Records from a data collection:

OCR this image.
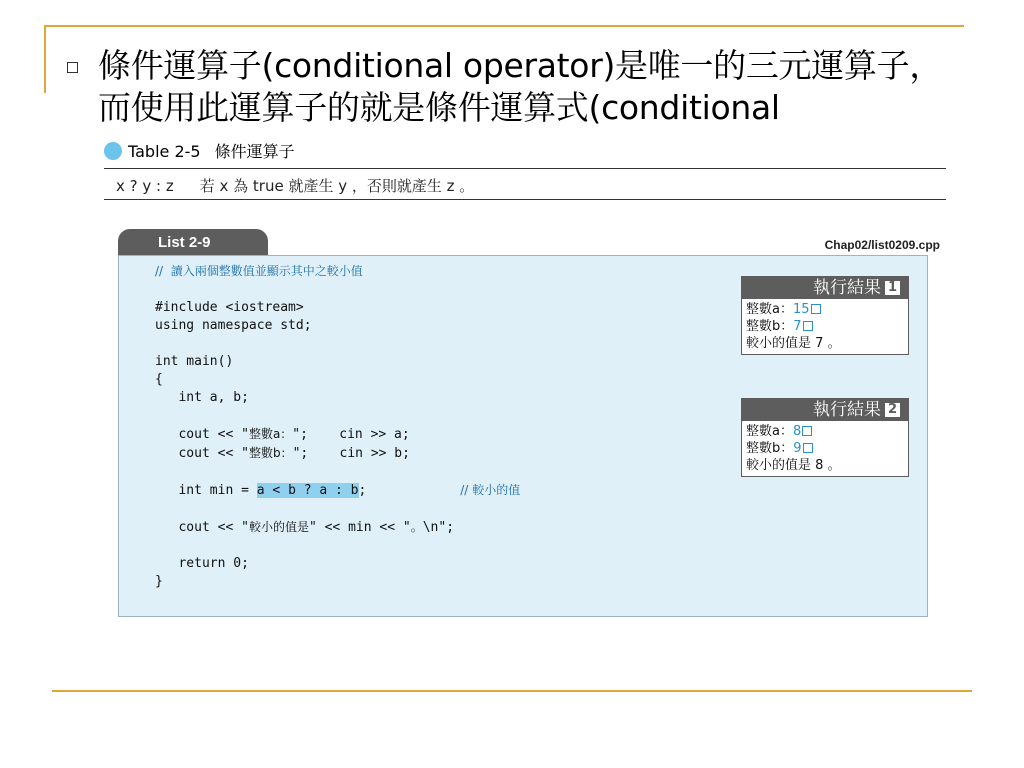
條件運算子(conditional operator)是唯一的三元運算子，
而使用此運算子的就是條件運算式(conditional
Table 2-5 條件運算子
x ? y : z 若 x 為 true 就產生 y ，否則就產生 z 。
List 2-9	Chap02/list0209.cpp
// 讀入兩個整數值並顯示其中之較小值

#include <iostream>
using namespace std;

int main()
{
int a, b;

cout << "整數a：";    cin >> a;
cout << "整數b：";    cin >> b;

int min = a < b ? a : b;	// 較小的值

cout << "較小的值是" << min << "。\n";

return 0;
}
執行結果 1
整數a：15
整數b：7
較小的值是 7 。
執行結果 2
整數a：8
整數b：9
較小的值是 8 。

What you will do: All of the material above needs to be restated exactly, with no pictures.

Response below:
OCR this image.
條件運算子(conditional operator)是唯一的三元運算子，
而使用此運算子的就是條件運算式(conditional
Table 2-5 條件運算子
x ? y : z 若 x 為 true 就產生 y ，否則就產生 z 。
List 2-9	Chap02/list0209.cpp
// 讀入兩個整數值並顯示其中之較小值

#include <iostream>
using namespace std;

int main()
{
int a, b;

cout << "整數a：";    cin >> a;
cout << "整數b：";    cin >> b;

int min = a < b ? a : b;	// 較小的值

cout << "較小的值是" << min << "。\n";

return 0;
}
執行結果 1
整數a：15
整數b：7
較小的值是 7 。
執行結果 2
整數a：8
整數b：9
較小的值是 8 。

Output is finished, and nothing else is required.